О книге «Естественная история Селборна»
Вирджиния Вулф
Вирджиния Вулф обращается к Гилберту Уайту без пиетета и снисходительности. «Естественная история Селборна» интересует ее не как памятник науки XVIII века или сельская идиллия о гармоничной жизни наедине с природой, а как странный литературный объект, написанный человеком, который не подозревал, что занимается литературой. Читая Уайта, Вулф внимательно следит за тем, как наблюдение за природой постепенно вытесняет автора из текста — и именно в этом исчезновении обнаруживает его подлинную силу.

Эссе Вулф об Уайте, озаглавленное White’s Selborne, было опубликовано в 1939 году в журнале New Statesman and Nation и позднее вошло в посмертный сборник The Captain’s Death Bed and Other Essays (1950). Публикуем его целиком.
Портрет Гилберта Уайта на основе единственного достоверного прижизненного рисунка, 1740-е
«…у большинства родов есть в движениях нечто узнаваемое, благодаря чему внимательный наблюдатель часто может с первого взгляда угадать, к какому роду принадлежит увиденная особь, со значительной мерой точности».
Гилберт Уайт, конечно, говорит о птицах. Хороший орнитолог, по его словам, должен уметь узнавать их по движениям — «как на земле, так и в воздухе, как в диком состоянии, так и пойманных». Но когда мы пытаемся определить окраску и очертания самого Гилберта Уайта, этой редчайшей особи, как мы оказываемся в тупике. Кто он — гибрид, как та ярко раскрашенная вручную птица на фронтисписе второго тома, нечто среднее между кудахчущей курицей и поющим соловьем?

Это одна из книг с двойным дном: кажется, будто она рассказывает простую историю, но благодаря какому-то, вероятно, неосознанному авторскому приему остается приоткрытая дверь, сквозь нее доносятся далекие звуки — лай собак, скрип колес, — и в час, когда «окутала пейзаж ночная мгла», появляется если не сама Венера, то ее призрак — сова.

Его замысел кажется вполне простым: поделиться с друзьями — Томасом Пеннантом и Дейнсом Баррингтоном — некоторыми наблюдениями за животным и растительным миром родной деревни. Но вступительное, сдержанное и вместе с тем торжественное описание Селборна он составил вовсе не ради этих господ. Вот он перед нами — Селборн, деревня в самом восточном углу графства Гэмпшир, с ее лесистым склоном, овечьим выпасом и глубокими ложбинами, что «отпугивают дам… и вызывают дрожь у робких всадников, проезжающих мимо». Почва здесь состоит частью из глины, частью из мергеля; дома сложены из камня или кирпича; мужчины зарабатывают на посадках хмеля, а женщины весной и летом пропалывают пшеницу.

→ ИСХОДНЫЕ ДАННЫЕ:
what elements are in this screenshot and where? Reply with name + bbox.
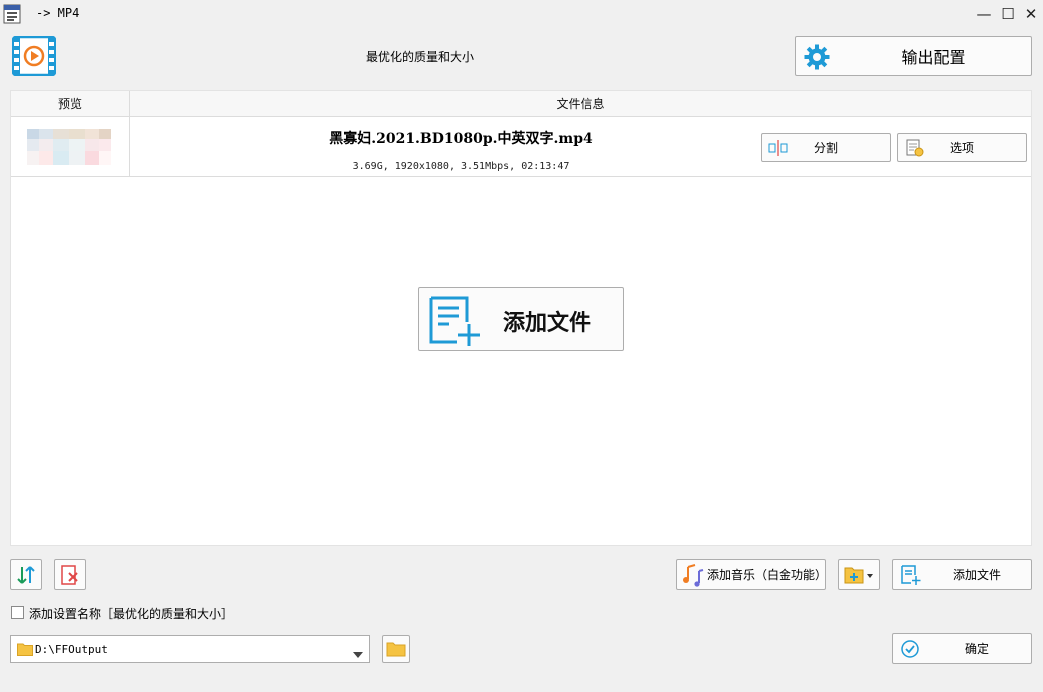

→ ЧТО СДЕЛАТЬ:
- a) Как пересказать текст о книге Уайта ровно в двух предложениях?
- b) Повторите из текста о книге Уайта всё, начиная со слов «Гилберт Уайт, конечно, говорит» и вниз до слов «курицей и поющим соловьем?», без единого изменения.

→ ОТВЕТЫ:
- a) Вулф читает «Естественную историю Селборна» не как памятник науки XVIII века или сельскую идиллию, а как странный литературный объект: наблюдение за природой постепенно вытесняет автора из текста, и в этом она видит его подлинную силу. По ее словам, это книга с двойным дном: Уайт будто бы лишь хотел поделиться наблюдениями с Томасом Пеннантом и Дейнсом Баррингтоном, но торжественное описание Селборна составил вовсе не ради этих господ.

- b)
Гилберт Уайт, конечно, говорит о птицах. Хороший орнитолог, по его словам, должен уметь узнавать их по движениям — «как на земле, так и в воздухе, как в диком состоянии, так и пойманных». Но когда мы пытаемся определить окраску и очертания самого Гилберта Уайта, этой редчайшей особи, как мы оказываемся в тупике. Кто он — гибрид, как та ярко раскрашенная вручную птица на фронтисписе второго тома, нечто среднее между кудахчущей курицей и поющим соловьем?